**Task directions:** Repeat the full listing below verbatim and keep the images out.

(Stored entries)

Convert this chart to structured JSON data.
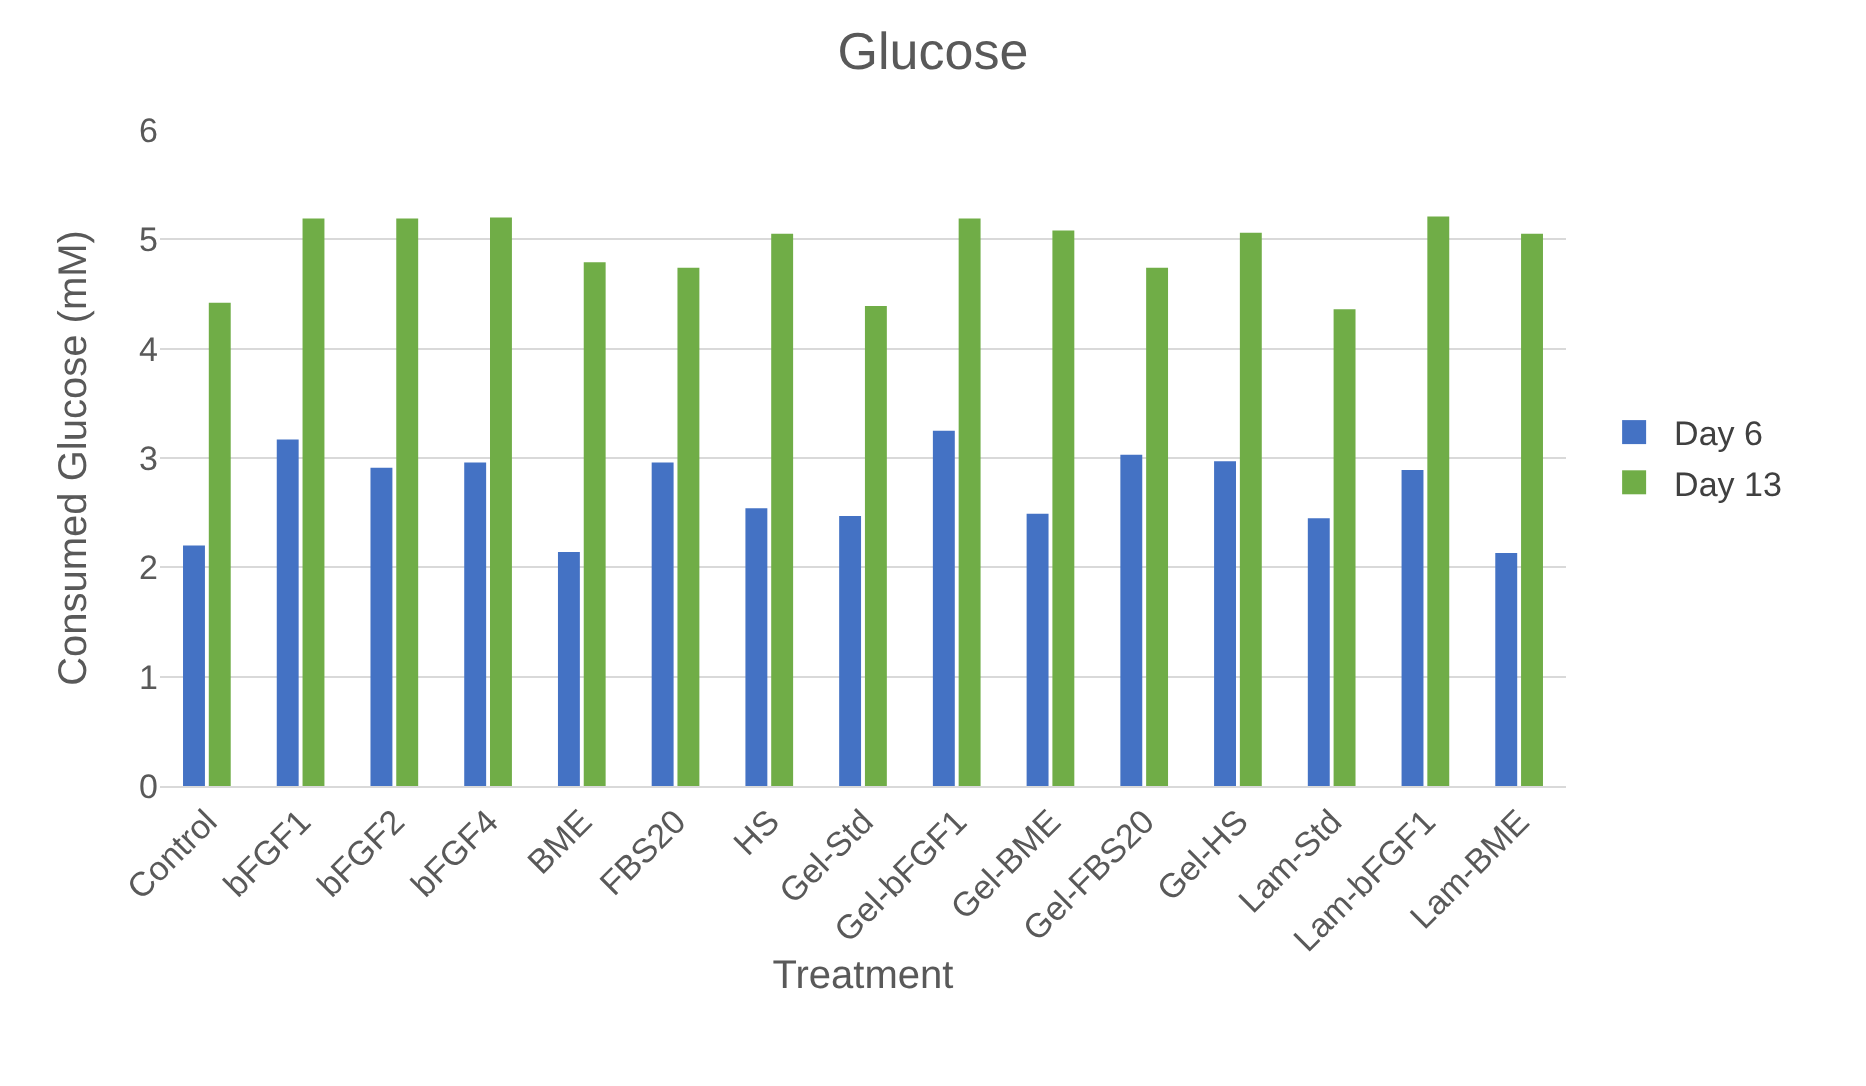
{
  "chart_data": {
    "type": "bar",
    "title": "Glucose",
    "xlabel": "Treatment",
    "ylabel": "Consumed Glucose (mM)",
    "categories": [
      "Control",
      "bFGF1",
      "bFGF2",
      "bFGF4",
      "BME",
      "FBS20",
      "HS",
      "Gel-Std",
      "Gel-bFGF1",
      "Gel-BME",
      "Gel-FBS20",
      "Gel-HS",
      "Lam-Std",
      "Lam-bFGF1",
      "Lam-BME"
    ],
    "series": [
      {
        "name": "Day 6",
        "color": "#4472c4",
        "values": [
          2.2,
          3.17,
          2.91,
          2.96,
          2.14,
          2.96,
          2.54,
          2.47,
          3.25,
          2.49,
          3.03,
          2.97,
          2.45,
          2.89,
          2.13
        ]
      },
      {
        "name": "Day 13",
        "color": "#70ad47",
        "values": [
          4.42,
          5.19,
          5.19,
          5.2,
          4.79,
          4.74,
          5.05,
          4.39,
          5.19,
          5.08,
          4.74,
          5.06,
          4.36,
          5.21,
          5.05
        ]
      }
    ],
    "ylim": [
      0,
      6
    ],
    "yticks": [
      0,
      1,
      2,
      3,
      4,
      5,
      6
    ],
    "grid": "y",
    "legend": "right"
  }
}
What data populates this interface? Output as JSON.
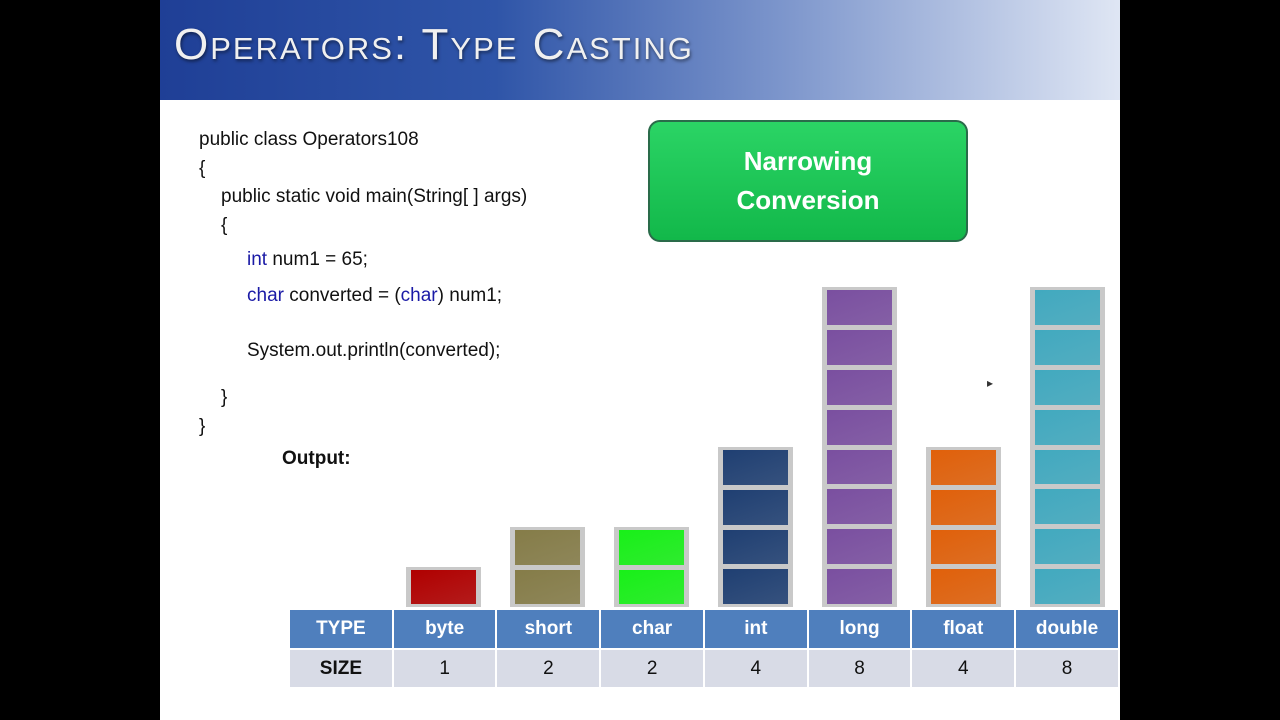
{
  "title": "Operators: Type Casting",
  "code": {
    "l1": "public class Operators108",
    "l2": "{",
    "l3": "public static void main(String[ ] args)",
    "l4": "{",
    "l5_kw": "int",
    "l5": " num1 = 65;",
    "l6_kw": "char",
    "l6a": " converted = (",
    "l6_kw2": "char",
    "l6b": ") num1;",
    "l7": "System.out.println(converted);",
    "l8": "}",
    "l9": "}"
  },
  "output_label": "Output:",
  "box": {
    "line1": "Narrowing",
    "line2": "Conversion"
  },
  "table": {
    "type_header": "TYPE",
    "size_header": "SIZE",
    "types": [
      {
        "name": "byte",
        "size": "1",
        "color": "#b00000"
      },
      {
        "name": "short",
        "size": "2",
        "color": "#857c48"
      },
      {
        "name": "char",
        "size": "2",
        "color": "#18f018"
      },
      {
        "name": "int",
        "size": "4",
        "color": "#1f3f72"
      },
      {
        "name": "long",
        "size": "8",
        "color": "#7a4fa0"
      },
      {
        "name": "float",
        "size": "4",
        "color": "#e0600a"
      },
      {
        "name": "double",
        "size": "8",
        "color": "#41a9bf"
      }
    ]
  }
}
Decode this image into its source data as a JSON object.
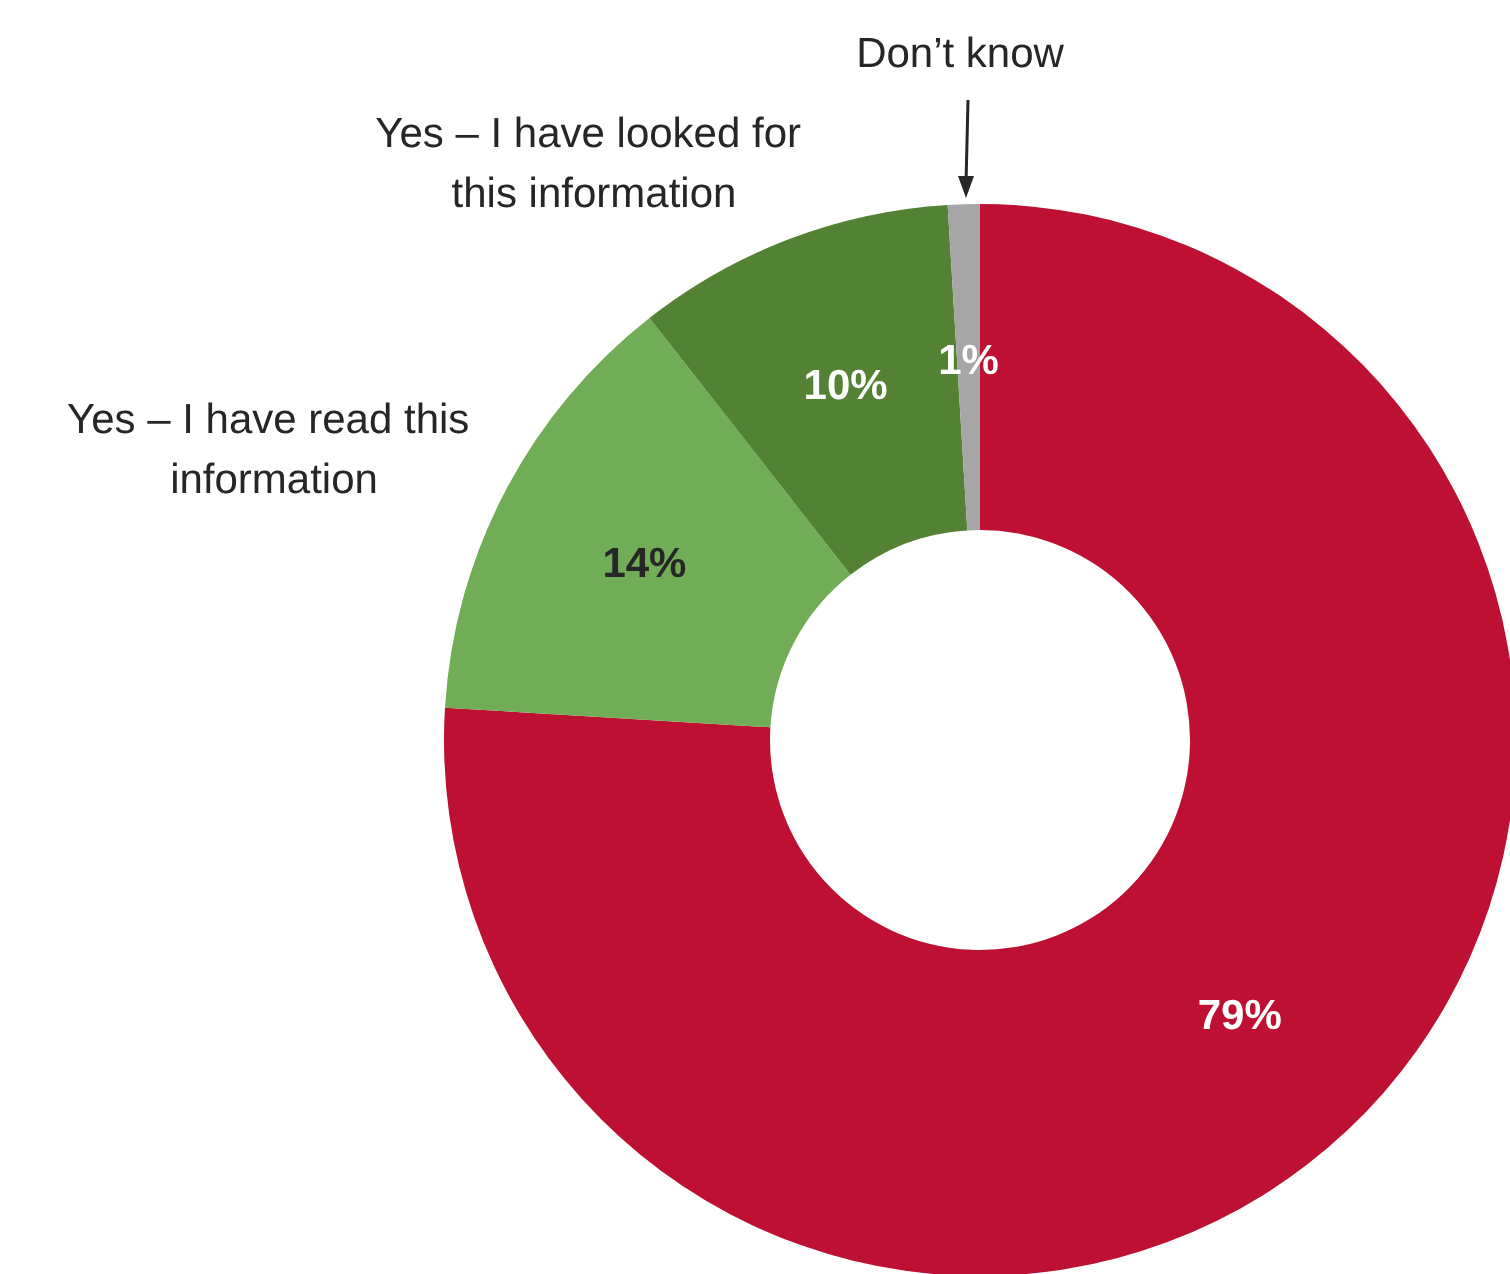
{
  "chart_data": {
    "type": "donut",
    "categories": [
      null,
      "Yes – I have read this information",
      "Yes – I have looked for this information",
      "Don’t know"
    ],
    "values": [
      79,
      14,
      10,
      1
    ],
    "colors": [
      "#be1033",
      "#70ad56",
      "#548235",
      "#a6a6a6"
    ],
    "value_labels": [
      "79%",
      "14%",
      "10%",
      "1%"
    ],
    "legend": false
  }
}
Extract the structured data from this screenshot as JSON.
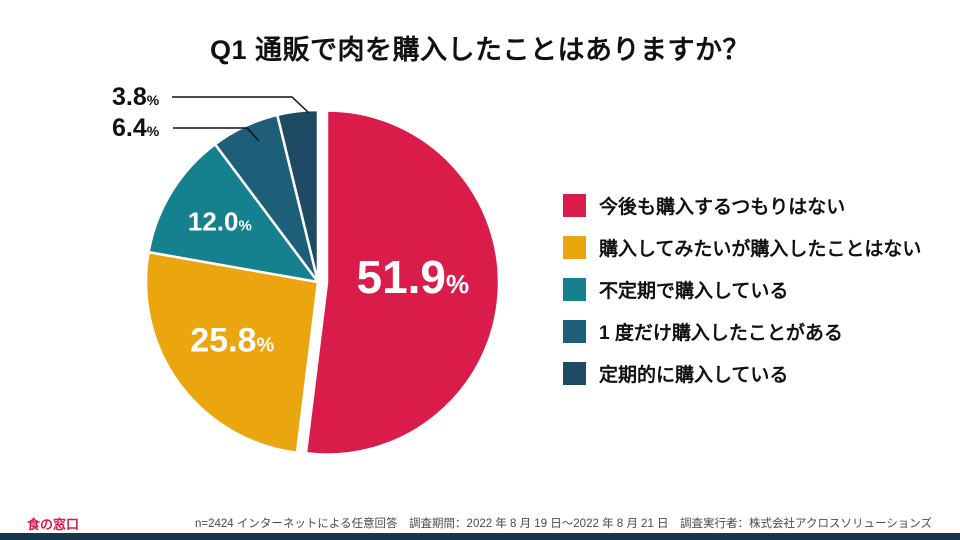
{
  "page": {
    "footnote": "n=2424 インターネットによる任意回答　調査期間：2022 年 8 月 19 日～2022 年 8 月 21 日　調査実行者：株式会社アクロスソリューションズ",
    "logo": "食の窓口",
    "logo_color": "#d9174a",
    "footer_bar_color": "#17374e"
  },
  "chart_data": {
    "type": "pie",
    "title": "Q1 通販で肉を購入したことはありますか？",
    "unit": "%",
    "start_angle_deg": 0,
    "direction": "clockwise",
    "exploded_slice_index": 0,
    "legend_position": "right",
    "slices": [
      {
        "label": "今後も購入するつもりはない",
        "value": 51.9,
        "color": "#d91c49",
        "label_inside": true
      },
      {
        "label": "購入してみたいが購入したことはない",
        "value": 25.8,
        "color": "#eba50e",
        "label_inside": true
      },
      {
        "label": "不定期で購入している",
        "value": 12.0,
        "color": "#16818e",
        "label_inside": true
      },
      {
        "label": "1 度だけ購入したことがある",
        "value": 6.4,
        "color": "#1d5e78",
        "label_inside": false
      },
      {
        "label": "定期的に購入している",
        "value": 3.8,
        "color": "#1f4a63",
        "label_inside": false
      }
    ]
  }
}
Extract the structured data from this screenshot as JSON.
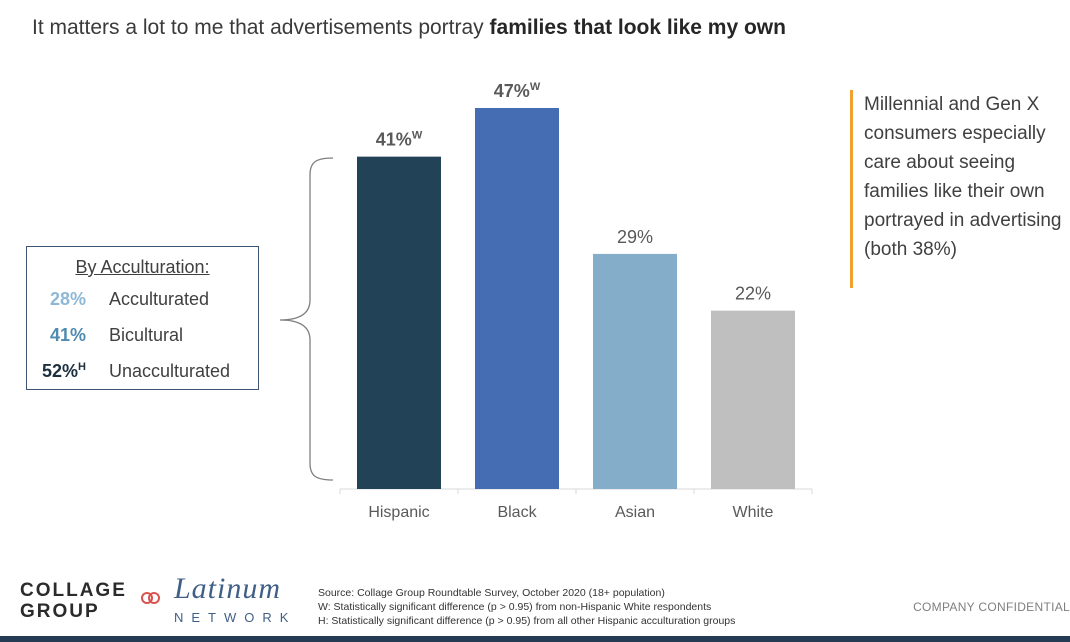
{
  "title": {
    "prefix": "It matters a lot to me that advertisements portray ",
    "emphasis": "families that look like my own"
  },
  "chart_data": {
    "type": "bar",
    "categories": [
      "Hispanic",
      "Black",
      "Asian",
      "White"
    ],
    "values": [
      41,
      47,
      29,
      22
    ],
    "labels": [
      "41%",
      "47%",
      "29%",
      "22%"
    ],
    "superscripts": [
      "W",
      "W",
      "",
      ""
    ],
    "colors": [
      "#214257",
      "#446db3",
      "#83adc8",
      "#bfbfbf"
    ],
    "ylim": [
      0,
      50
    ],
    "grid": false
  },
  "legend": {
    "title": "By Acculturation:",
    "rows": [
      {
        "pct": "28%",
        "sup": "",
        "label": "Acculturated",
        "color": "#8fb8d6"
      },
      {
        "pct": "41%",
        "sup": "",
        "label": "Bicultural",
        "color": "#4f8ab0"
      },
      {
        "pct": "52%",
        "sup": "H",
        "label": "Unacculturated",
        "color": "#1c2f3f"
      }
    ]
  },
  "callout": {
    "text": "Millennial and Gen X consumers especially care about seeing families like their own portrayed in advertising\n(both 38%)",
    "accent": "#f0a030"
  },
  "footer": {
    "logo_collage": "COLLAGE\nGROUP",
    "logo_latinum": "Latinum",
    "logo_network": "NETWORK",
    "source_lines": [
      "Source: Collage Group Roundtable Survey, October 2020 (18+ population)",
      "W: Statistically significant difference (p > 0.95) from non-Hispanic White respondents",
      "H: Statistically significant difference (p > 0.95) from all other Hispanic acculturation groups"
    ],
    "confidential": "COMPANY CONFIDENTIAL"
  }
}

**The result:**
Convert this chart to structured JSON data.
{
  "chart_data": {
    "type": "bar",
    "title": "Glucose",
    "xlabel": "Treatment",
    "ylabel": "Consumed Glucose (mM)",
    "categories": [
      "Control",
      "bFGF1",
      "bFGF2",
      "bFGF4",
      "BME",
      "FBS20",
      "HS",
      "Gel-Std",
      "Gel-bFGF1",
      "Gel-BME",
      "Gel-FBS20",
      "Gel-HS",
      "Lam-Std",
      "Lam-bFGF1",
      "Lam-BME"
    ],
    "series": [
      {
        "name": "Day 6",
        "color": "#4472c4",
        "values": [
          2.2,
          3.17,
          2.91,
          2.96,
          2.14,
          2.96,
          2.54,
          2.47,
          3.25,
          2.49,
          3.03,
          2.97,
          2.45,
          2.89,
          2.13
        ]
      },
      {
        "name": "Day 13",
        "color": "#70ad47",
        "values": [
          4.42,
          5.19,
          5.19,
          5.2,
          4.79,
          4.74,
          5.05,
          4.39,
          5.19,
          5.08,
          4.74,
          5.06,
          4.36,
          5.21,
          5.05
        ]
      }
    ],
    "ylim": [
      0,
      6
    ],
    "yticks": [
      0,
      1,
      2,
      3,
      4,
      5,
      6
    ],
    "grid": "y",
    "legend": "right"
  }
}
What data populates this interface? Output as JSON.
{
  "title": "Operators: Type Casting",
  "code": {
    "l1": "public class Operators108",
    "l2": "{",
    "l3": "public static void main(String[ ] args)",
    "l4": "{",
    "l5_kw": "int",
    "l5": " num1 = 65;",
    "l6_kw": "char",
    "l6a": " converted = (",
    "l6_kw2": "char",
    "l6b": ") num1;",
    "l7": "System.out.println(converted);",
    "l8": "}",
    "l9": "}"
  },
  "output_label": "Output:",
  "box": {
    "line1": "Narrowing",
    "line2": "Conversion"
  },
  "table": {
    "type_header": "TYPE",
    "size_header": "SIZE",
    "types": [
      {
        "name": "byte",
        "size": "1",
        "color": "#b00000"
      },
      {
        "name": "short",
        "size": "2",
        "color": "#857c48"
      },
      {
        "name": "char",
        "size": "2",
        "color": "#18f018"
      },
      {
        "name": "int",
        "size": "4",
        "color": "#1f3f72"
      },
      {
        "name": "long",
        "size": "8",
        "color": "#7a4fa0"
      },
      {
        "name": "float",
        "size": "4",
        "color": "#e0600a"
      },
      {
        "name": "double",
        "size": "8",
        "color": "#41a9bf"
      }
    ]
  }
}
Decode this image into its source data as a JSON object.
{
  "chart_data": {
    "type": "donut",
    "categories": [
      null,
      "Yes – I have read this information",
      "Yes – I have looked for this information",
      "Don’t know"
    ],
    "values": [
      79,
      14,
      10,
      1
    ],
    "colors": [
      "#be1033",
      "#70ad56",
      "#548235",
      "#a6a6a6"
    ],
    "value_labels": [
      "79%",
      "14%",
      "10%",
      "1%"
    ],
    "legend": false
  }
}
Extract the structured data from this screenshot as JSON.
{
  "page": {
    "footnote": "n=2424 インターネットによる任意回答　調査期間：2022 年 8 月 19 日～2022 年 8 月 21 日　調査実行者：株式会社アクロスソリューションズ",
    "logo": "食の窓口",
    "logo_color": "#d9174a",
    "footer_bar_color": "#17374e"
  },
  "chart_data": {
    "type": "pie",
    "title": "Q1 通販で肉を購入したことはありますか？",
    "unit": "%",
    "start_angle_deg": 0,
    "direction": "clockwise",
    "exploded_slice_index": 0,
    "legend_position": "right",
    "slices": [
      {
        "label": "今後も購入するつもりはない",
        "value": 51.9,
        "color": "#d91c49",
        "label_inside": true
      },
      {
        "label": "購入してみたいが購入したことはない",
        "value": 25.8,
        "color": "#eba50e",
        "label_inside": true
      },
      {
        "label": "不定期で購入している",
        "value": 12.0,
        "color": "#16818e",
        "label_inside": true
      },
      {
        "label": "1 度だけ購入したことがある",
        "value": 6.4,
        "color": "#1d5e78",
        "label_inside": false
      },
      {
        "label": "定期的に購入している",
        "value": 3.8,
        "color": "#1f4a63",
        "label_inside": false
      }
    ]
  }
}
Extract the structured data from this screenshot as JSON.
{
  "title": {
    "prefix": "It matters a lot to me that advertisements portray ",
    "emphasis": "families that look like my own"
  },
  "chart_data": {
    "type": "bar",
    "categories": [
      "Hispanic",
      "Black",
      "Asian",
      "White"
    ],
    "values": [
      41,
      47,
      29,
      22
    ],
    "labels": [
      "41%",
      "47%",
      "29%",
      "22%"
    ],
    "superscripts": [
      "W",
      "W",
      "",
      ""
    ],
    "colors": [
      "#214257",
      "#446db3",
      "#83adc8",
      "#bfbfbf"
    ],
    "ylim": [
      0,
      50
    ],
    "grid": false
  },
  "legend": {
    "title": "By Acculturation:",
    "rows": [
      {
        "pct": "28%",
        "sup": "",
        "label": "Acculturated",
        "color": "#8fb8d6"
      },
      {
        "pct": "41%",
        "sup": "",
        "label": "Bicultural",
        "color": "#4f8ab0"
      },
      {
        "pct": "52%",
        "sup": "H",
        "label": "Unacculturated",
        "color": "#1c2f3f"
      }
    ]
  },
  "callout": {
    "text": "Millennial and Gen X consumers especially care about seeing families like their own portrayed in advertising\n(both 38%)",
    "accent": "#f0a030"
  },
  "footer": {
    "logo_collage": "COLLAGE\nGROUP",
    "logo_latinum": "Latinum",
    "logo_network": "NETWORK",
    "source_lines": [
      "Source: Collage Group Roundtable Survey, October 2020 (18+ population)",
      "W: Statistically significant difference (p > 0.95) from non-Hispanic White respondents",
      "H: Statistically significant difference (p > 0.95) from all other Hispanic acculturation groups"
    ],
    "confidential": "COMPANY CONFIDENTIAL"
  }
}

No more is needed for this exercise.